**Page excerpt**
%%
# Theoretical computer science

Theoretical computer science is a division or subset of general computer science and mathematics which focuses on more abstract or mathematical aspects of computing and includes the theory of computation.

## Scope

It is not easy to circumscribe the theory areas precisely and the ACM's Special Interest Group on Algorithms and Computation Theory (SIGACT) describes its mission as the promotion of theoretical computer science and notes:[1]

The field of theoretical computer science is interpreted broadly so as to include algorithms, data structures, computational complexity theory, distributed computation, parallel computation, VLSI, machine learning, computational biology, computational geometry, information theory, cryptography, quantum computation, computational number theory and algebra, program semantics and verification, automata theory, and the study of randomness. Work in this field is often distinguished by its emphasis on mathematical technique and rigor.

To this list, the ACM's journal Transactions on Computation Theory adds coding theory, computational learning theory and theoretical computer science aspects of areas such as databases, information retrieval, economic models and networks.[2] Despite this broad scope, the "theory people" in computer science self-identify as different from the "applied people." Some characterize themselves as doing the "(more fundamental) 'science(s)' underlying the field of computing."[3] Other "theory-applied people" suggest that it is impossible to separate theory and application. This means, the so-called "theory people" regularly use experimental science(s) done in less-theoretical areas such as software system research. This also means, there is more cooperation than mutually exclusive competition between theory and application.

 $P \rightarrow Q \,$ P = NP ? Mathematical logic Automata theory Number theory Graph theory Computability theory Computational complexity theory GNITIRW-TERCES $\Gamma\vdash x : Int$ Cryptography Type theory Category theory Computational geometry Quantum computing theory

## History

While formal algorithms have existed for millennia (Euclid's algorithm for determining the greatest common divisor of two numbers is still used in computation), it was not until 1936 that Alan Turing, Alonzo Church and Stephen Kleene formalized the definition of an algorithm in terms of computation. While binary and logical systems of mathematics had existed before 1703, when Gottfried Leibniz formalized logic with binary values for true and false. While logical inference and mathematical proof had existed in ancient times, in 1931 Kurt Gödel proved with his incompleteness theorem that there were fundamental limitations on what statements could be proved or disproved.
%%
**Problem set**
1. In the text on theoretical computer science, what year does it give for when Alan Turing, Alonzo Church and Stephen Kleene formalized the definition of an algorithm?
2. Pick up the theoretical computer science text after its last sentence and write the next part of its history section.

**Source information**
%%
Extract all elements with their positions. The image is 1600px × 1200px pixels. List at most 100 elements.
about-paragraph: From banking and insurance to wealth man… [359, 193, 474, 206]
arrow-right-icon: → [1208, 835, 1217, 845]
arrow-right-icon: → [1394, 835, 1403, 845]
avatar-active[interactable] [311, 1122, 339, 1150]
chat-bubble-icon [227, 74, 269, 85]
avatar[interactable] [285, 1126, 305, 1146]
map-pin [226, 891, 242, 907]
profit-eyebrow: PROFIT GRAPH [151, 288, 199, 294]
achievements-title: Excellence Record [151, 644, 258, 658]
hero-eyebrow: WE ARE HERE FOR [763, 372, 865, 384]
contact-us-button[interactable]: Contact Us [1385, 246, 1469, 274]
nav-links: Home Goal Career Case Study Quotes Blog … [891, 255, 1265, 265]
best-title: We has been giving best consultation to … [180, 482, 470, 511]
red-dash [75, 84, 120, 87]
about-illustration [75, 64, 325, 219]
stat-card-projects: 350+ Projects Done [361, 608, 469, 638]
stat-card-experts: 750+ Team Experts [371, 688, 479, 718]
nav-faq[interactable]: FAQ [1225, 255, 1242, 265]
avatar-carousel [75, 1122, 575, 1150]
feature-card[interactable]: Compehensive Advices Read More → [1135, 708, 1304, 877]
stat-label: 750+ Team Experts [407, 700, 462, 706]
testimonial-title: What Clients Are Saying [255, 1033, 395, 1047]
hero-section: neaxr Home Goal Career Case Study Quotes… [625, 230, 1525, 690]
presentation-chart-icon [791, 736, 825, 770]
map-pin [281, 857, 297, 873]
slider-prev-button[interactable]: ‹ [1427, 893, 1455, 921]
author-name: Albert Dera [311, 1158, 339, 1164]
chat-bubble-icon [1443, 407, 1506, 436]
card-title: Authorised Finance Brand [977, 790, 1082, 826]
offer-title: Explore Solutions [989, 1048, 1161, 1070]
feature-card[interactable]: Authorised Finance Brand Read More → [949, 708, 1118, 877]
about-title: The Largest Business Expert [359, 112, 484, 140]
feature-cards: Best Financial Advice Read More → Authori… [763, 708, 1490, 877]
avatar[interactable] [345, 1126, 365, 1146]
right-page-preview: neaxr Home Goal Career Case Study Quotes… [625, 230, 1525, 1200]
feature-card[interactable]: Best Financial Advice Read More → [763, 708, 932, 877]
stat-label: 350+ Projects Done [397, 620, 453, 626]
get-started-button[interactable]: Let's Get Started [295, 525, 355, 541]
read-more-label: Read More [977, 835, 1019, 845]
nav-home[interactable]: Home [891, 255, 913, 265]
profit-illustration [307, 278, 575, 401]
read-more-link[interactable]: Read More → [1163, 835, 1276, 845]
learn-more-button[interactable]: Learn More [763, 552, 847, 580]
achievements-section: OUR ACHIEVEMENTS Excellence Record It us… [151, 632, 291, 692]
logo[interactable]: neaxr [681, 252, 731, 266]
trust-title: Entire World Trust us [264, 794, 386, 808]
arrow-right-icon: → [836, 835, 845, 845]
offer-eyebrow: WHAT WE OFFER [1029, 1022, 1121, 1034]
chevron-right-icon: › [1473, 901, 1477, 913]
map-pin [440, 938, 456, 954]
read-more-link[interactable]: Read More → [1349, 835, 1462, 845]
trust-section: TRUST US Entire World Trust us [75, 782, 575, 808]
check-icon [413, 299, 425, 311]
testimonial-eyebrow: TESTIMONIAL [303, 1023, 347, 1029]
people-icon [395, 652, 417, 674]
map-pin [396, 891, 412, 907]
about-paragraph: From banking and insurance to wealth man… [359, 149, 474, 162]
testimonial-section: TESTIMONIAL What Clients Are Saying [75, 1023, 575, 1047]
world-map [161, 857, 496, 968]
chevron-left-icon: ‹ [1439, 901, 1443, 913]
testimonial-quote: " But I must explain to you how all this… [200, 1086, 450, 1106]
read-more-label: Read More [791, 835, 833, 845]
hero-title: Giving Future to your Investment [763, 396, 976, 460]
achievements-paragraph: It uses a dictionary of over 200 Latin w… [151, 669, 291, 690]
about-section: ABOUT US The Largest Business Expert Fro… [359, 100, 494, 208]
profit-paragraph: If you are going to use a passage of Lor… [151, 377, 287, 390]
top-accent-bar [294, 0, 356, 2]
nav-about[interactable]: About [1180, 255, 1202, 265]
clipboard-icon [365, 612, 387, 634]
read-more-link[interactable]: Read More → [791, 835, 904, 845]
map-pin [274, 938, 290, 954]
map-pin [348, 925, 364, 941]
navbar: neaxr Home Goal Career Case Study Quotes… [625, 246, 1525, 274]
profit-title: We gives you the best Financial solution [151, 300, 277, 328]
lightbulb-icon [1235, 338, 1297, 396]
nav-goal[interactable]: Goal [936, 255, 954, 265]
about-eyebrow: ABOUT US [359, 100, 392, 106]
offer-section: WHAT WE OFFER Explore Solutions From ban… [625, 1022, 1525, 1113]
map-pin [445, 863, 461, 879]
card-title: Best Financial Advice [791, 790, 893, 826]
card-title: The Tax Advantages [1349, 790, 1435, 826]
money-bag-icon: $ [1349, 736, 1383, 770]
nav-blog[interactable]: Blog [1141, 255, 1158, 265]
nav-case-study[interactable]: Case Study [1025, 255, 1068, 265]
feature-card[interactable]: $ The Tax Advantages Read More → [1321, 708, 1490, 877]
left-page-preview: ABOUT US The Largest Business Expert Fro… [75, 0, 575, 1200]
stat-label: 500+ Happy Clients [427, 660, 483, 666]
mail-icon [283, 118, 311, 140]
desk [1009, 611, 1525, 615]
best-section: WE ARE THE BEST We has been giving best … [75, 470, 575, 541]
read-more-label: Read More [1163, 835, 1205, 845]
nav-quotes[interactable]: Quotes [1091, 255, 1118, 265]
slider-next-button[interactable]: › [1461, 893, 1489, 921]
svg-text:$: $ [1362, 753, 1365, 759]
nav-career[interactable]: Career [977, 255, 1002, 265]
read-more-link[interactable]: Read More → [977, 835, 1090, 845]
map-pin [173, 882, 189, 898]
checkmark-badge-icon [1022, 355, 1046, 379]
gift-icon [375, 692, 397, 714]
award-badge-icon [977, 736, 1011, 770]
%%
**Set of answers**
1. 1936

2.
These developments have led to the modern study of logic and computability, and indeed the field of theoretical computer science as a whole. Information theory was added to the field with a 1948 mathematical theory of communication by Claude Shannon. In the same decade, Donald Hebb introduced a mathematical model of learning in the brain. With mounting biological data supporting this hypothesis with some modification, the fields of neural networks and parallel distributed processing were established. In 1971, Stephen Cook and, working independently, Leonid Levin, proved that there exist practically relevant problems that are NP-complete – a landmark result in computational complexity theory.

With the development of quantum mechanics in the beginning of the 20th century came the concept that mathematical operations could be performed on an entire particle wavefunction. In other words, one could compute functions on multiple states simultaneously. This led to the concept of a quantum computer in the latter half of the 20th century that took off in the 1990s when Peter Shor showed that such methods could be used to factor large numbers in polynomial time, which, if implemented, would render most modern public key cryptography systems uselessly insecure.

Modern theoretical computer science research is based on these basic developments, but includes many other mathematical and interdisciplinary problems that have been posed.